* Start *

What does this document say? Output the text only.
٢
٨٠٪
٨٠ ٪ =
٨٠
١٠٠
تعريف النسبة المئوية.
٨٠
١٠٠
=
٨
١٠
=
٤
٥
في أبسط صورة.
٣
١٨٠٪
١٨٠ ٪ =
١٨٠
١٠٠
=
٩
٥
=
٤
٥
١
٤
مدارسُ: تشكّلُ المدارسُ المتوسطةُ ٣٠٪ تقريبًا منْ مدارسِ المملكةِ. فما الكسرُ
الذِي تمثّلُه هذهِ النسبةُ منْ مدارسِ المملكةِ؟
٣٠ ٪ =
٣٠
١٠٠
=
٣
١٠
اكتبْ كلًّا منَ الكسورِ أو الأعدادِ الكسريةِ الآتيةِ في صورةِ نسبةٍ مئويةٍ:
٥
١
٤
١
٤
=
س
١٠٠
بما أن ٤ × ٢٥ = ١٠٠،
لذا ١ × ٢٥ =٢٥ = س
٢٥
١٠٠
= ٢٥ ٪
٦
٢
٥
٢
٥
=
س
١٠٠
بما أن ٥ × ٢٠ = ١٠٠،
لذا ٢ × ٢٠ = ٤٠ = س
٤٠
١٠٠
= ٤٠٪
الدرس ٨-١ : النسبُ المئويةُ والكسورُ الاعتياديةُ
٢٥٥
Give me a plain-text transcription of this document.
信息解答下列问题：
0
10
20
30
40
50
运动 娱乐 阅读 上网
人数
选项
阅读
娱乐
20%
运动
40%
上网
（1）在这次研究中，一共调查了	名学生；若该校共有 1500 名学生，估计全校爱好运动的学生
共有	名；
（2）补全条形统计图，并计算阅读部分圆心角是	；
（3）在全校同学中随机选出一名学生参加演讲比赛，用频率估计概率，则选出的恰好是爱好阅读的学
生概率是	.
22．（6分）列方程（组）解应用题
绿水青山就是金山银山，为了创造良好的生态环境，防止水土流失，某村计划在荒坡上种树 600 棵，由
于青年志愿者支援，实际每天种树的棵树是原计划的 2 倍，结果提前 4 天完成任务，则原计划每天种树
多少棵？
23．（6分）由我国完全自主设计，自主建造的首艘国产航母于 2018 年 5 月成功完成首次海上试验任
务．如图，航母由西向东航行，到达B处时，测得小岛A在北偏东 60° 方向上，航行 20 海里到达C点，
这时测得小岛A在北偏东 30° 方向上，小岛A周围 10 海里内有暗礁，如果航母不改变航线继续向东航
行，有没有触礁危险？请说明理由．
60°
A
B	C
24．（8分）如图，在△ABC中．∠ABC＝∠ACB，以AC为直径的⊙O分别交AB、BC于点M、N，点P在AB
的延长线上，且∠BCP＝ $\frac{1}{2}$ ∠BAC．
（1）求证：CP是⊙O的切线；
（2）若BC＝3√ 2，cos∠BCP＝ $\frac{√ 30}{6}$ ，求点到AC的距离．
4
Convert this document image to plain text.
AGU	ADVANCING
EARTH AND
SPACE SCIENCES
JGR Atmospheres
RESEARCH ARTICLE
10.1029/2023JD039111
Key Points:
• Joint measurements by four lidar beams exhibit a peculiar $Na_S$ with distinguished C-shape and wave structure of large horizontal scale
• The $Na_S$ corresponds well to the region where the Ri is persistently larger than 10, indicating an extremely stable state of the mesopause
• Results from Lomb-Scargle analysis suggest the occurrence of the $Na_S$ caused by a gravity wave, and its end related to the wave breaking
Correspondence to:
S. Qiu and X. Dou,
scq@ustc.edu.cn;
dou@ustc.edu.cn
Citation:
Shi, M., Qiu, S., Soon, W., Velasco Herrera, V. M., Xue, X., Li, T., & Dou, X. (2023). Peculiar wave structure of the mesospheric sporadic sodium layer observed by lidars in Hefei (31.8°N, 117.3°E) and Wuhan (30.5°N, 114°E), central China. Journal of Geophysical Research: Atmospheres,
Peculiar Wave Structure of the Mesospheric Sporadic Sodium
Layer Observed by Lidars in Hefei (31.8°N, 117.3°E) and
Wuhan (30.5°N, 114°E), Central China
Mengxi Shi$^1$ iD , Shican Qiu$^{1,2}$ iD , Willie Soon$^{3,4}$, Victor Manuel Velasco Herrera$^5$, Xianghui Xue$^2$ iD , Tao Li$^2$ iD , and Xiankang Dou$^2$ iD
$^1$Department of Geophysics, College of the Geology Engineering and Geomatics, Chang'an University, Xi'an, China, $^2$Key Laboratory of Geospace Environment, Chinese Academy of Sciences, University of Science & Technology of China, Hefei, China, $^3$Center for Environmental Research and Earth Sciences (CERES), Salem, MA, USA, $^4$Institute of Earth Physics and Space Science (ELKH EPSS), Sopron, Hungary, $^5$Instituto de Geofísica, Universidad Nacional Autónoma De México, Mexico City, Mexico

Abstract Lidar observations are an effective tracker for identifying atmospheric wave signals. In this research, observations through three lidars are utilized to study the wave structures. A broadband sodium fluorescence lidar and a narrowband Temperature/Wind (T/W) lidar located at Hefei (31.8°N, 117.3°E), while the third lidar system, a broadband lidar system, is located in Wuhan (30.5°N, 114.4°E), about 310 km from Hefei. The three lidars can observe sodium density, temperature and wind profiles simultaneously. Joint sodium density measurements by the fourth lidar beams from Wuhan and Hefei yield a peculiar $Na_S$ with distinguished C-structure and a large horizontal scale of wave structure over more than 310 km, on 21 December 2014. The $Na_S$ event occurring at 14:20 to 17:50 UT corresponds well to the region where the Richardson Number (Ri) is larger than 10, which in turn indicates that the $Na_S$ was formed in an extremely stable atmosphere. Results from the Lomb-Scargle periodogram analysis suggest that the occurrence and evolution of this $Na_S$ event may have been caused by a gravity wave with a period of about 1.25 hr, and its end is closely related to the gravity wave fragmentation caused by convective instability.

* End *

TASK DETAILS.
Reproduce each entry exactly, leaving out nothing.

ANSWER BELOW.
What does this document say? Output the text only.
٢
٨٠٪
٨٠ ٪ =
٨٠
١٠٠
تعريف النسبة المئوية.
٨٠
١٠٠
=
٨
١٠
=
٤
٥
في أبسط صورة.
٣
١٨٠٪
١٨٠ ٪ =
١٨٠
١٠٠
=
٩
٥
=
٤
٥
١
٤
مدارسُ: تشكّلُ المدارسُ المتوسطةُ ٣٠٪ تقريبًا منْ مدارسِ المملكةِ. فما الكسرُ
الذِي تمثّلُه هذهِ النسبةُ منْ مدارسِ المملكةِ؟
٣٠ ٪ =
٣٠
١٠٠
=
٣
١٠
اكتبْ كلًّا منَ الكسورِ أو الأعدادِ الكسريةِ الآتيةِ في صورةِ نسبةٍ مئويةٍ:
٥
١
٤
١
٤
=
س
١٠٠
بما أن ٤ × ٢٥ = ١٠٠،
لذا ١ × ٢٥ =٢٥ = س
٢٥
١٠٠
= ٢٥ ٪
٦
٢
٥
٢
٥
=
س
١٠٠
بما أن ٥ × ٢٠ = ١٠٠،
لذا ٢ × ٢٠ = ٤٠ = س
٤٠
١٠٠
= ٤٠٪
الدرس ٨-١ : النسبُ المئويةُ والكسورُ الاعتياديةُ
٢٥٥
Give me a plain-text transcription of this document.
信息解答下列问题：
0
10
20
30
40
50
运动 娱乐 阅读 上网
人数
选项
阅读
娱乐
20%
运动
40%
上网
（1）在这次研究中，一共调查了	名学生；若该校共有 1500 名学生，估计全校爱好运动的学生
共有	名；
（2）补全条形统计图，并计算阅读部分圆心角是	；
（3）在全校同学中随机选出一名学生参加演讲比赛，用频率估计概率，则选出的恰好是爱好阅读的学
生概率是	.
22．（6分）列方程（组）解应用题
绿水青山就是金山银山，为了创造良好的生态环境，防止水土流失，某村计划在荒坡上种树 600 棵，由
于青年志愿者支援，实际每天种树的棵树是原计划的 2 倍，结果提前 4 天完成任务，则原计划每天种树
多少棵？
23．（6分）由我国完全自主设计，自主建造的首艘国产航母于 2018 年 5 月成功完成首次海上试验任
务．如图，航母由西向东航行，到达B处时，测得小岛A在北偏东 60° 方向上，航行 20 海里到达C点，
这时测得小岛A在北偏东 30° 方向上，小岛A周围 10 海里内有暗礁，如果航母不改变航线继续向东航
行，有没有触礁危险？请说明理由．
60°
A
B	C
24．（8分）如图，在△ABC中．∠ABC＝∠ACB，以AC为直径的⊙O分别交AB、BC于点M、N，点P在AB
的延长线上，且∠BCP＝ $\frac{1}{2}$ ∠BAC．
（1）求证：CP是⊙O的切线；
（2）若BC＝3√ 2，cos∠BCP＝ $\frac{√ 30}{6}$ ，求点到AC的距离．
4
Convert this document image to plain text.
AGU	ADVANCING
EARTH AND
SPACE SCIENCES
JGR Atmospheres
RESEARCH ARTICLE
10.1029/2023JD039111
Key Points:
• Joint measurements by four lidar beams exhibit a peculiar $Na_S$ with distinguished C-shape and wave structure of large horizontal scale
• The $Na_S$ corresponds well to the region where the Ri is persistently larger than 10, indicating an extremely stable state of the mesopause
• Results from Lomb-Scargle analysis suggest the occurrence of the $Na_S$ caused by a gravity wave, and its end related to the wave breaking
Correspondence to:
S. Qiu and X. Dou,
scq@ustc.edu.cn;
dou@ustc.edu.cn
Citation:
Shi, M., Qiu, S., Soon, W., Velasco Herrera, V. M., Xue, X., Li, T., & Dou, X. (2023). Peculiar wave structure of the mesospheric sporadic sodium layer observed by lidars in Hefei (31.8°N, 117.3°E) and Wuhan (30.5°N, 114°E), central China. Journal of Geophysical Research: Atmospheres,
Peculiar Wave Structure of the Mesospheric Sporadic Sodium
Layer Observed by Lidars in Hefei (31.8°N, 117.3°E) and
Wuhan (30.5°N, 114°E), Central China
Mengxi Shi$^1$ iD , Shican Qiu$^{1,2}$ iD , Willie Soon$^{3,4}$, Victor Manuel Velasco Herrera$^5$, Xianghui Xue$^2$ iD , Tao Li$^2$ iD , and Xiankang Dou$^2$ iD
$^1$Department of Geophysics, College of the Geology Engineering and Geomatics, Chang'an University, Xi'an, China, $^2$Key Laboratory of Geospace Environment, Chinese Academy of Sciences, University of Science & Technology of China, Hefei, China, $^3$Center for Environmental Research and Earth Sciences (CERES), Salem, MA, USA, $^4$Institute of Earth Physics and Space Science (ELKH EPSS), Sopron, Hungary, $^5$Instituto de Geofísica, Universidad Nacional Autónoma De México, Mexico City, Mexico

Abstract Lidar observations are an effective tracker for identifying atmospheric wave signals. In this research, observations through three lidars are utilized to study the wave structures. A broadband sodium fluorescence lidar and a narrowband Temperature/Wind (T/W) lidar located at Hefei (31.8°N, 117.3°E), while the third lidar system, a broadband lidar system, is located in Wuhan (30.5°N, 114.4°E), about 310 km from Hefei. The three lidars can observe sodium density, temperature and wind profiles simultaneously. Joint sodium density measurements by the fourth lidar beams from Wuhan and Hefei yield a peculiar $Na_S$ with distinguished C-structure and a large horizontal scale of wave structure over more than 310 km, on 21 December 2014. The $Na_S$ event occurring at 14:20 to 17:50 UT corresponds well to the region where the Richardson Number (Ri) is larger than 10, which in turn indicates that the $Na_S$ was formed in an extremely stable atmosphere. Results from the Lomb-Scargle periodogram analysis suggest that the occurrence and evolution of this $Na_S$ event may have been caused by a gravity wave with a period of about 1.25 hr, and its end is closely related to the gravity wave fragmentation caused by convective instability.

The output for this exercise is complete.